### Work to complete
1. In the article on the pandemic and bus and coach operators, to what date did Rishi Sunak extend the Coronavirus Job Retention Scheme?
2. Return the part of the article on the pandemic and bus and coach operators from "Even so, this" to "in many cases.", copied word for word.
3. Write the next part of the article on the pandemic and bus and coach operators, beginning after its final sentence.

** Text segment follows **

While news of a potential breakthrough in the coronavirus COVID-19 vaccine quest is welcome, the reality increasingly looks like it will be Q2 of 2021 at the earliest before any kind of normality returns to life. Rishi Sunak’s extension of the Coronavirus Job Retention Scheme to 31 March 2021 suggests that the government is making contingency plans based on that, although it came before Pfizer and BioNTech’s news above.

Even so, this winter will be a tough one. It will be the toughest in living memory for most operators. Some may not survive it. Where that will leave the people that rely on services provided by such businesses – either now or when times were better – is unclear, but it requires little intelligence to realise the effect in many cases.

Industry ‘is not all about metal’: It is about people

Thus far such an understanding has deserted the government. While it and the devolved nations have supported the continued operation of bus services, a no-profit situation there can only go on for so long, particularly for smaller operators. They are stuck with that situation and an official line that continues to discourage the use of their product.

In coaching, central government has also thus far missed the point that the industry is not about metal. The collective benefits that it brings are considerable, particularly to the more marginalised parts of society. To other sectors, too. Tourism is front and square among the latter.

** End of Text segment **
** Dataset content follows **

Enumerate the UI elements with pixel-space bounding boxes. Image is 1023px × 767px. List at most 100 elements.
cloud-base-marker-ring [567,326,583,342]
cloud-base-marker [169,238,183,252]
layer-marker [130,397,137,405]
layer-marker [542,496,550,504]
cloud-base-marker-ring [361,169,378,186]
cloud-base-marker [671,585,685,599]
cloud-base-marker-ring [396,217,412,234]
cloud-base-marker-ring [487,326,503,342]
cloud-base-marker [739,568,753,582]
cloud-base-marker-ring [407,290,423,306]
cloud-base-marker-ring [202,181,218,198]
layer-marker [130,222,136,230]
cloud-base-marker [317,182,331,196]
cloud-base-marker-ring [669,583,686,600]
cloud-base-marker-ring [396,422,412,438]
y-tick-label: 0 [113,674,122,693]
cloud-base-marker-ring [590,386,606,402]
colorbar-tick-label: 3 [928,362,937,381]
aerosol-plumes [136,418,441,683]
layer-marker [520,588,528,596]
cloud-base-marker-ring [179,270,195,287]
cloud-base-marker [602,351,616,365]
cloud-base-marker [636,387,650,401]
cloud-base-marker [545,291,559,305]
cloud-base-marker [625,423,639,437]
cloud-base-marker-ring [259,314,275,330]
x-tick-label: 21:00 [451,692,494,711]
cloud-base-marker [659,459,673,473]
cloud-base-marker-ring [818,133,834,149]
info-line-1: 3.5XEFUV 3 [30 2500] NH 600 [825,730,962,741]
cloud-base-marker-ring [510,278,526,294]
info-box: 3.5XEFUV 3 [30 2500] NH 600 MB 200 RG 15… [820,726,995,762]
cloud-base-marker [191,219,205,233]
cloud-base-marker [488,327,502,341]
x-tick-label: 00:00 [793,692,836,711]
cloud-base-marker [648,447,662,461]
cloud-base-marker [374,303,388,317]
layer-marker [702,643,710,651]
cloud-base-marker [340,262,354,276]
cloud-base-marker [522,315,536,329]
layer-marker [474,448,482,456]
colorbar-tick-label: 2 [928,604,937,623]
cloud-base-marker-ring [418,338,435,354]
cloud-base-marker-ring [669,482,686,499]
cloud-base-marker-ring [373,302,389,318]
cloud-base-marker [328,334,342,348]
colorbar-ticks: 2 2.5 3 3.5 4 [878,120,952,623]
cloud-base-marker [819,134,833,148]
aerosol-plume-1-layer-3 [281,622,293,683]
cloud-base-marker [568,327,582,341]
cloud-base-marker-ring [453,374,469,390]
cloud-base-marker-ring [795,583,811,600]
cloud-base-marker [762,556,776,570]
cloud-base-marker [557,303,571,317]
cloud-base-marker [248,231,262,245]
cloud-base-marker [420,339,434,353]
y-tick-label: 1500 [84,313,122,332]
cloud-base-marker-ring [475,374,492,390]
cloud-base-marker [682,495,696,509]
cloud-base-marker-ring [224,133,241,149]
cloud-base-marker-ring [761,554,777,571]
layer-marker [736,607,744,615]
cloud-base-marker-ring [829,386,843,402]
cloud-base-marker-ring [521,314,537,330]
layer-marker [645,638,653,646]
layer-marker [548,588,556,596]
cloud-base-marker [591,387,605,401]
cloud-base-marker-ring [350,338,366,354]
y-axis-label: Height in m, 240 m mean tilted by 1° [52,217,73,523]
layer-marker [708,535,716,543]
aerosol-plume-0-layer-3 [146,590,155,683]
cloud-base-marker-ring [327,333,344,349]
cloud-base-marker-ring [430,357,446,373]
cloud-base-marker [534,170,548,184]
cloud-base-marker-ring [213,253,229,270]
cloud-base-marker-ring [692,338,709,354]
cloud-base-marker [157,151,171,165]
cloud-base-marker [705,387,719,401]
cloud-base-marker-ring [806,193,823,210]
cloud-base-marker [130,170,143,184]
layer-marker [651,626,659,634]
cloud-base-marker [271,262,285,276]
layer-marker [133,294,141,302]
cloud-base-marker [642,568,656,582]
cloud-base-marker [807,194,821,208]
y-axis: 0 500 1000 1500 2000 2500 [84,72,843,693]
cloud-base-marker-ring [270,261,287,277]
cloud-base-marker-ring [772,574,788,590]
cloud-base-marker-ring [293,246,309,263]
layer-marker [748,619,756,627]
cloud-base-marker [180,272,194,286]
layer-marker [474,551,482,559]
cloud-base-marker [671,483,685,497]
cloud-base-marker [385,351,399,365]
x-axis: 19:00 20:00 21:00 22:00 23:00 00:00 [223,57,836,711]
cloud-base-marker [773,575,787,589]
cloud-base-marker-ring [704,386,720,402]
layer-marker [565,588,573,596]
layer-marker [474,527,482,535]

** End of Dataset content **

### Answers to this exercise
1. 31 March 2021

2.
Even so, this winter will be a tough one. It will be the toughest in living memory for most operators. Some may not survive it. Where that will leave the people that rely on services provided by such businesses – either now or when times were better – is unclear, but it requires little intelligence to realise the effect in many cases.

3.
Coaching does all of that on a cost-effective basis. That is why it is not in need of a huge amount of financial backing, when the wider UK-wide picture of government support schemes, grants and underwritten loans is considered. It is likely that any funding offered to the coach industry would be indirectly returned to the public coffers quickly if 2021 produces a reasonable season.

A stumbling block for communicating the societal impact of a decimated coach industry is that little concrete data about the number of passengers it carries is actually available. And with no data can come no case for support.

‘It’s now about what coaching does for society’

One operator points to the industry’s diversity as the reason for that. It is built on small- to medium-sized operators that work in many areas. That will undoubtedly remain the case when COVID-19 is naught but an unpleasant memory. But there is now a need for all those businesses to come together and pool their passenger data to create a vision of everything they do.

The industry’s approach must now change, the operator continues. It is no longer about what society can do for coaching. It is more a case of what coaching does for society.